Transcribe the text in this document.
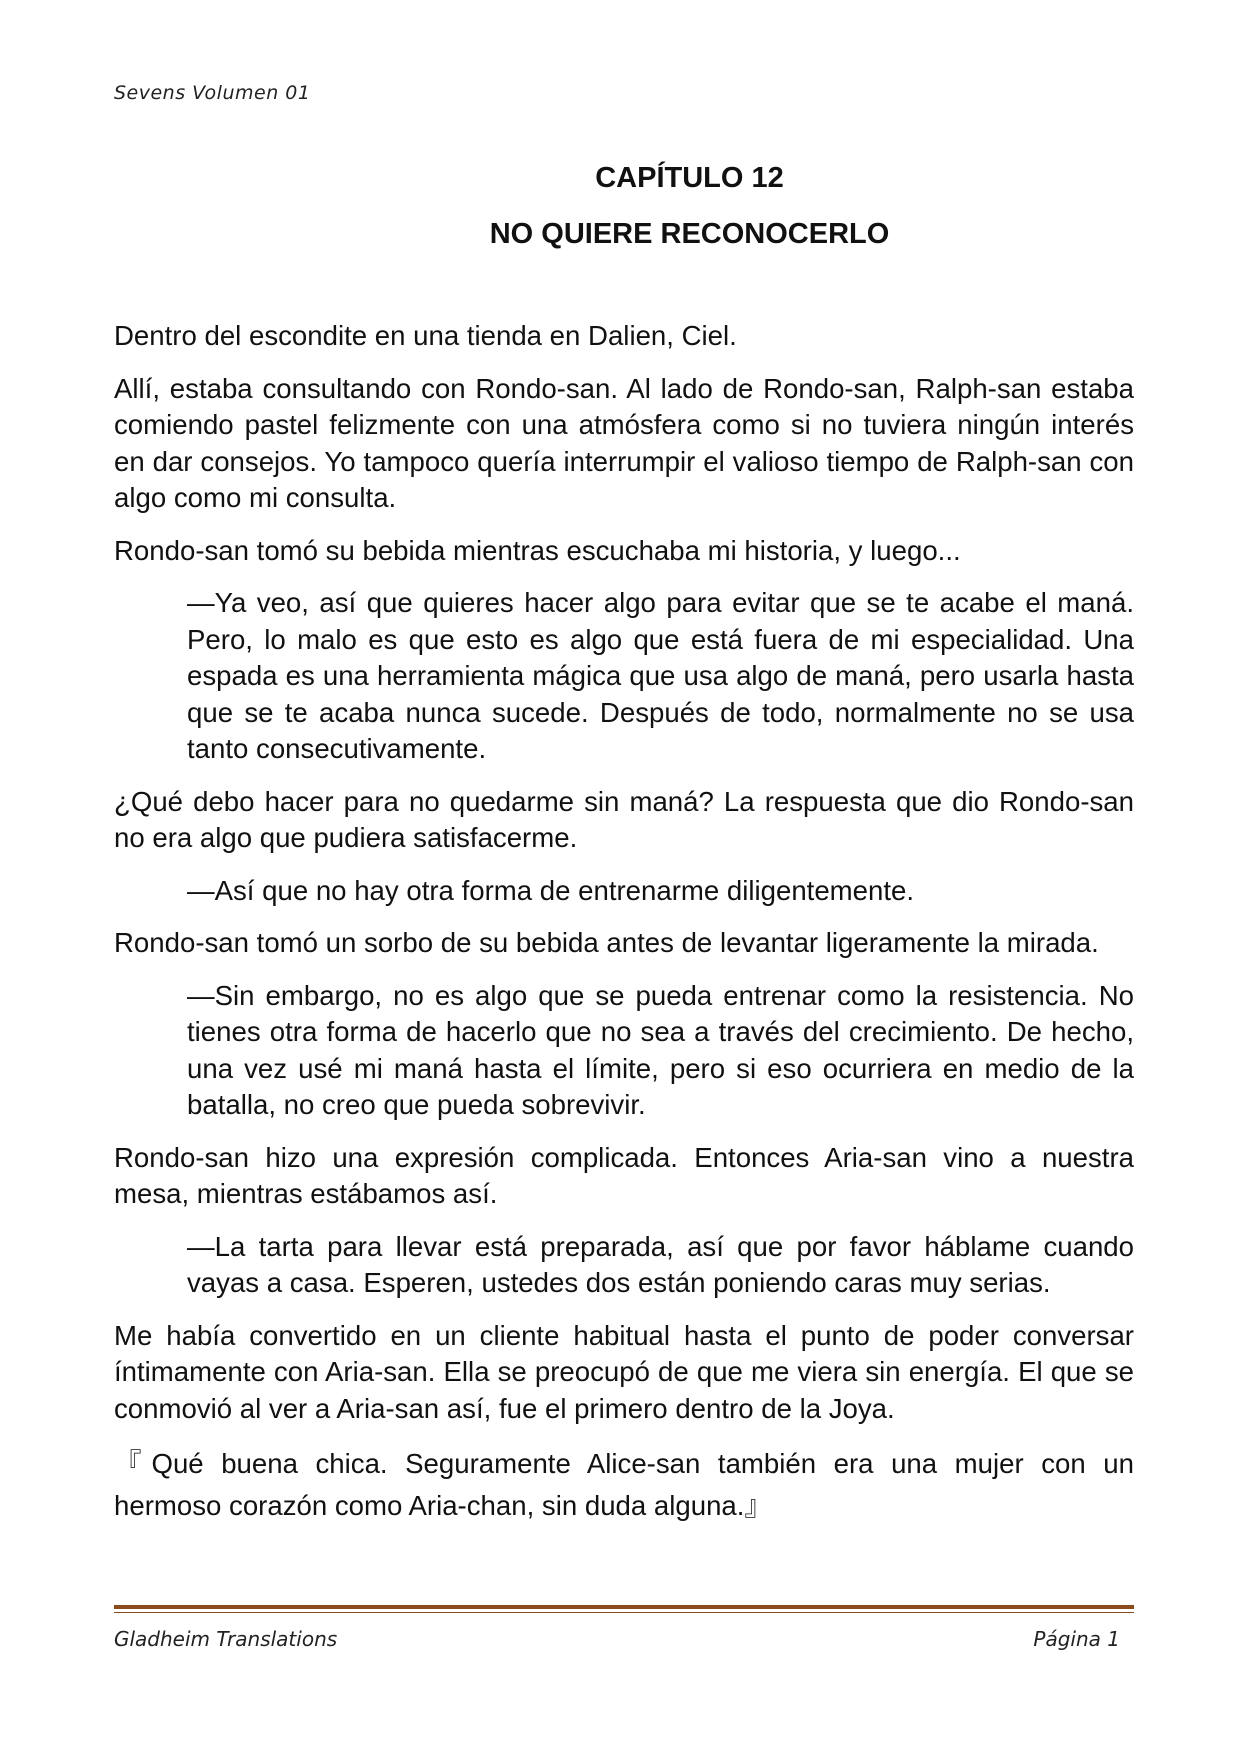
Sevens Volumen 01
CAPÍTULO 12
NO QUIERE RECONOCERLO

Dentro del escondite en una tienda en Dalien, Ciel.

Allí, estaba consultando con Rondo-san. Al lado de Rondo-san, Ralph-san estaba comiendo pastel felizmente con una atmósfera como si no tuviera ningún interés en dar consejos. Yo tampoco quería interrumpir el valioso tiempo de Ralph-san con algo como mi consulta.

Rondo-san tomó su bebida mientras escuchaba mi historia, y luego...

—Ya veo, así que quieres hacer algo para evitar que se te acabe el maná. Pero, lo malo es que esto es algo que está fuera de mi especialidad. Una espada es una herramienta mágica que usa algo de maná, pero usarla hasta que se te acaba nunca sucede. Después de todo, normalmente no se usa tanto consecutivamente.

¿Qué debo hacer para no quedarme sin maná? La respuesta que dio Rondo-san no era algo que pudiera satisfacerme.

—Así que no hay otra forma de entrenarme diligentemente.

Rondo-san tomó un sorbo de su bebida antes de levantar ligeramente la mirada.

—Sin embargo, no es algo que se pueda entrenar como la resistencia. No tienes otra forma de hacerlo que no sea a través del crecimiento. De hecho, una vez usé mi maná hasta el límite, pero si eso ocurriera en medio de la batalla, no creo que pueda sobrevivir.

Rondo-san hizo una expresión complicada. Entonces Aria-san vino a nuestra mesa, mientras estábamos así.

—La tarta para llevar está preparada, así que por favor háblame cuando vayas a casa. Esperen, ustedes dos están poniendo caras muy serias.

Me había convertido en un cliente habitual hasta el punto de poder conversar íntimamente con Aria-san. Ella se preocupó de que me viera sin energía. El que se conmovió al ver a Aria-san así, fue el primero dentro de la Joya.

『Qué buena chica. Seguramente Alice-san también era una mujer con un hermoso corazón como Aria-chan, sin duda alguna.』

Gladheim Translations	Página 1
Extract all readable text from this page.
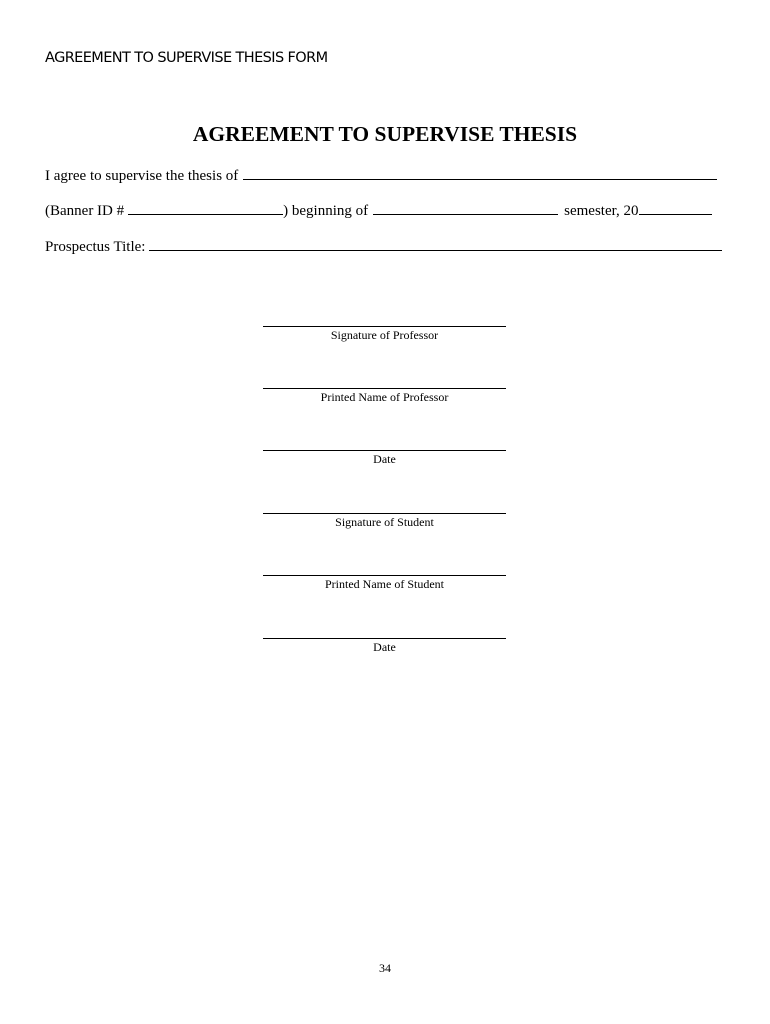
AGREEMENT TO SUPERVISE THESIS FORM
AGREEMENT TO SUPERVISE THESIS
I agree to supervise the thesis of
(Banner ID #	) beginning of	semester, 20
Prospectus Title:
Signature of Professor
Printed Name of Professor
Date
Signature of Student
Printed Name of Student
Date
34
■ ■ ■ ■ ■ ■ ■
Lines containing the string "hasta" are to be selected and copied.

—Ya veo, así que quieres hacer algo para evitar que se te acabe el maná. Pero, lo malo es que esto es algo que está fuera de mi especialidad. Una espada es una herramienta mágica que usa algo de maná, pero usarla hasta que se te acaba nunca sucede. Después de todo, normalmente no se usa tanto consecutivamente.
—Sin embargo, no es algo que se pueda entrenar como la resistencia. No tienes otra forma de hacerlo que no sea a través del crecimiento. De hecho, una vez usé mi maná hasta el límite, pero si eso ocurriera en medio de la batalla, no creo que pueda sobrevivir.
Me había convertido en un cliente habitual hasta el punto de poder conversar íntimamente con Aria-san. Ella se preocupó de que me viera sin energía. El que se conmovió al ver a Aria-san así, fue el primero dentro de la Joya.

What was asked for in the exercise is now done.